Auch die Periode des Nationalsozialismus hatte ja die beiden Länder gemeinsam geprägt, wenngleich die einen die Besatzer waren und die anderen die Besetzten. Das Verhältnis Griechenlands zu Deutschland und auch die „gemeinsame“ Geschichte ist gerade durch die stark von Deutschland vertretene Austerity Politik wieder in das Zentrum politischer Debatten gerückt. Man muss aber auch daran erinnern, dass nur wenige Jahre nach dem Ende der grausamen Besetzung durch Nazi-Deutschland (inkl. Österreich) eine starke Arbeitsemigration in Richtung Deutschland stattgefunden hat. Deutschland war nicht immer der Feind, wie es heute manche griechische Kritiker darstellen.

Afrika und die Kunst

In den letzten Jahren hat die Kunst aus Afrika bzw. aus anderen Regionen mit „primitiver“ Kunst einen größeren Stellenwert in den Ausstellungen bekommen. Von Wien über Paris und bis nach Athen haben jüngst Kuratoren und Museumsdirektoren Afrika und seine Kunst in den Mittelpunkt gestellt oder jedenfalls prominent behandelt. Das galt bzw. gilt für das Leopold Museum in Wien sowie für das Museum Branly in Paris und die Documenta in Athen. Im Leopold Museum wurden die Beziehungen zwischen der Kunst um die vorige Jahrhundertwende und der „primitiven“ Kunst verdeutlicht. Ebenso belegt die Ausstellung in Paris, dass man das Werk von Picasso ohne seine enge Beziehung zur „primitiven“ Kunst, insbesondere aus Afrika, nicht verstehen kann.  Damit stellt sich dann die Frage, inwieweit man diese Kunst mit Recht als primitiv bezeichnen kann.

__DEINE AUFGABE__:
Gib den Abschnitt des Lesetextes von „In den letzten“ bis einschließlich „primitiv bezeichnen kann.“ wieder und ersetze dabei „Ausstellungen“ durch „Sammlungen“. Die folgenden Zeilen stehen in keinem Zusammenhang mit dem Lesetext.

__GEGEBENE DATEN__:

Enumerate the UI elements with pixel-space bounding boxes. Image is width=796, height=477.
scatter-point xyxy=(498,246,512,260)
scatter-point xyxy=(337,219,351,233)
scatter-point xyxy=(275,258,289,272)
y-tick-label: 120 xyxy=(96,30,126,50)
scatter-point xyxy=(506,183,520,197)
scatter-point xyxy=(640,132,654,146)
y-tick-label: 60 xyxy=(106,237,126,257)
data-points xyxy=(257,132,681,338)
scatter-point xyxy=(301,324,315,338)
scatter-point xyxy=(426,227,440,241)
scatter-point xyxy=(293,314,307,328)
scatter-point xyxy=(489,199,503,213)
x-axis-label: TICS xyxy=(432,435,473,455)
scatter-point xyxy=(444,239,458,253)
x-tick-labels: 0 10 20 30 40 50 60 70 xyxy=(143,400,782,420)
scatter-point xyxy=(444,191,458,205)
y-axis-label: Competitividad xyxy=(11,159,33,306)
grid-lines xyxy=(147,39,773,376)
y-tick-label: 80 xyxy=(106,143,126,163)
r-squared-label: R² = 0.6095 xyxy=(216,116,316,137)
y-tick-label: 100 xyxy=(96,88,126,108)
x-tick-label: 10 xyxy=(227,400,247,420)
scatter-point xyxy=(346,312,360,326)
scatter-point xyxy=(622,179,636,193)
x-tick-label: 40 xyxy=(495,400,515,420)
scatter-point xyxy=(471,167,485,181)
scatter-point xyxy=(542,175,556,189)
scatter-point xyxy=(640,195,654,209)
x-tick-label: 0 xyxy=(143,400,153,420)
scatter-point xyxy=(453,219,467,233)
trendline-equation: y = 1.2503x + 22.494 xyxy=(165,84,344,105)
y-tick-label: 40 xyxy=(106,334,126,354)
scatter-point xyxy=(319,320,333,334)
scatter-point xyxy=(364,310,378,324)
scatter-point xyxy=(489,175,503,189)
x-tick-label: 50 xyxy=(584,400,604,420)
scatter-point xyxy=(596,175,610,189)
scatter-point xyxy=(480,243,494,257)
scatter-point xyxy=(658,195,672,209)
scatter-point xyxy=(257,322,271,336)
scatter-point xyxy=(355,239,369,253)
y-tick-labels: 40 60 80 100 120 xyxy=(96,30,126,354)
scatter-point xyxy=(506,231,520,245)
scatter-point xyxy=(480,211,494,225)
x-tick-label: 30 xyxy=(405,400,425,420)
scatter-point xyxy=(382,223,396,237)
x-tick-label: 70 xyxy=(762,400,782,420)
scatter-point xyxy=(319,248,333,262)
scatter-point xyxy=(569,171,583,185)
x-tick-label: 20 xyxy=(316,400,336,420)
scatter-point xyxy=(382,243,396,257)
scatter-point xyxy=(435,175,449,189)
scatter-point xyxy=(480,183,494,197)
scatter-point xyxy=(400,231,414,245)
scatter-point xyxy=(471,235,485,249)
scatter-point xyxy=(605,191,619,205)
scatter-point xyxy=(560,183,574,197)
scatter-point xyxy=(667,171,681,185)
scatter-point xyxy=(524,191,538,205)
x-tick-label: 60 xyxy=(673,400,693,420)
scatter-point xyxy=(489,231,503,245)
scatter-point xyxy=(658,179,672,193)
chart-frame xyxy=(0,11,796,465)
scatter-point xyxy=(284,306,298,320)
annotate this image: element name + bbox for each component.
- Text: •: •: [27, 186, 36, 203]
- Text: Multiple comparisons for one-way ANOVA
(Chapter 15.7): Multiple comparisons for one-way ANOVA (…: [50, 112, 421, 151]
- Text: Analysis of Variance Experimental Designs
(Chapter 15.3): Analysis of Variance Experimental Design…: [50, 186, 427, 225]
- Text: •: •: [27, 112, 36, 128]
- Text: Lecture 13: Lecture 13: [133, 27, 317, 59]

__LÖSUNG DER AUFGABE__:
In den letzten Jahren hat die Kunst aus Afrika bzw. aus anderen Regionen mit „primitiver“ Kunst einen größeren Stellenwert in den Sammlungen bekommen. Von Wien über Paris und bis nach Athen haben jüngst Kuratoren und Museumsdirektoren Afrika und seine Kunst in den Mittelpunkt gestellt oder jedenfalls prominent behandelt. Das galt bzw. gilt für das Leopold Museum in Wien sowie für das Museum Branly in Paris und die Documenta in Athen. Im Leopold Museum wurden die Beziehungen zwischen der Kunst um die vorige Jahrhundertwende und der „primitiven“ Kunst verdeutlicht. Ebenso belegt die Ausstellung in Paris, dass man das Werk von Picasso ohne seine enge Beziehung zur „primitiven“ Kunst, insbesondere aus Afrika, nicht verstehen kann.  Damit stellt sich dann die Frage, inwieweit man diese Kunst mit Recht als primitiv bezeichnen kann.